- Required work -
Quote, without change, all of the lines that follow.

- Material for this task -

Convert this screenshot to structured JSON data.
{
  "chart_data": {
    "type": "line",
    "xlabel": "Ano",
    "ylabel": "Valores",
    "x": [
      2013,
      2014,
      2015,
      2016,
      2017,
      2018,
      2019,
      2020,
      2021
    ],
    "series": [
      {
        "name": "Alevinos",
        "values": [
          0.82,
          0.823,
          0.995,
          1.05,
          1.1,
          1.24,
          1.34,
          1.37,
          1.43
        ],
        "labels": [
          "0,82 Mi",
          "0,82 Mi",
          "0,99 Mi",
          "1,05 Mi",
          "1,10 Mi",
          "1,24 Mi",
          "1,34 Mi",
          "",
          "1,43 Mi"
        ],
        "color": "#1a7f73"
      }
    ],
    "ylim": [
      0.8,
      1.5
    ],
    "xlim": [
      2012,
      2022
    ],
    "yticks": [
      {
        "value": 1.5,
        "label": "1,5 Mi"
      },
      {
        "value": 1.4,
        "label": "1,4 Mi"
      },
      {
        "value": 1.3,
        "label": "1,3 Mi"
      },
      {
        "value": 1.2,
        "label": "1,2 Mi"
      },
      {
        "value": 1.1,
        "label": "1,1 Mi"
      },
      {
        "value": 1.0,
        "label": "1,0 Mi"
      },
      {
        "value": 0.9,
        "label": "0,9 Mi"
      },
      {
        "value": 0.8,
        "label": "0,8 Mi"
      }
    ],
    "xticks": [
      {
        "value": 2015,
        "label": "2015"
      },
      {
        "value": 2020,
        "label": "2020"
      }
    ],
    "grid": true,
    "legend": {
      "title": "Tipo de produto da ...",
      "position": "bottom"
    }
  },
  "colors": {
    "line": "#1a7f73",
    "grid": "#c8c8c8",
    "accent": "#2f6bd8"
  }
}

- Finished task -
Convert this screenshot to structured JSON data.
{
  "chart_data": {
    "type": "line",
    "xlabel": "Ano",
    "ylabel": "Valores",
    "x": [
      2013,
      2014,
      2015,
      2016,
      2017,
      2018,
      2019,
      2020,
      2021
    ],
    "series": [
      {
        "name": "Alevinos",
        "values": [
          0.82,
          0.823,
          0.995,
          1.05,
          1.1,
          1.24,
          1.34,
          1.37,
          1.43
        ],
        "labels": [
          "0,82 Mi",
          "0,82 Mi",
          "0,99 Mi",
          "1,05 Mi",
          "1,10 Mi",
          "1,24 Mi",
          "1,34 Mi",
          "",
          "1,43 Mi"
        ],
        "color": "#1a7f73"
      }
    ],
    "ylim": [
      0.8,
      1.5
    ],
    "xlim": [
      2012,
      2022
    ],
    "yticks": [
      {
        "value": 1.5,
        "label": "1,5 Mi"
      },
      {
        "value": 1.4,
        "label": "1,4 Mi"
      },
      {
        "value": 1.3,
        "label": "1,3 Mi"
      },
      {
        "value": 1.2,
        "label": "1,2 Mi"
      },
      {
        "value": 1.1,
        "label": "1,1 Mi"
      },
      {
        "value": 1.0,
        "label": "1,0 Mi"
      },
      {
        "value": 0.9,
        "label": "0,9 Mi"
      },
      {
        "value": 0.8,
        "label": "0,8 Mi"
      }
    ],
    "xticks": [
      {
        "value": 2015,
        "label": "2015"
      },
      {
        "value": 2020,
        "label": "2020"
      }
    ],
    "grid": true,
    "legend": {
      "title": "Tipo de produto da ...",
      "position": "bottom"
    }
  },
  "colors": {
    "line": "#1a7f73",
    "grid": "#c8c8c8",
    "accent": "#2f6bd8"
  }
}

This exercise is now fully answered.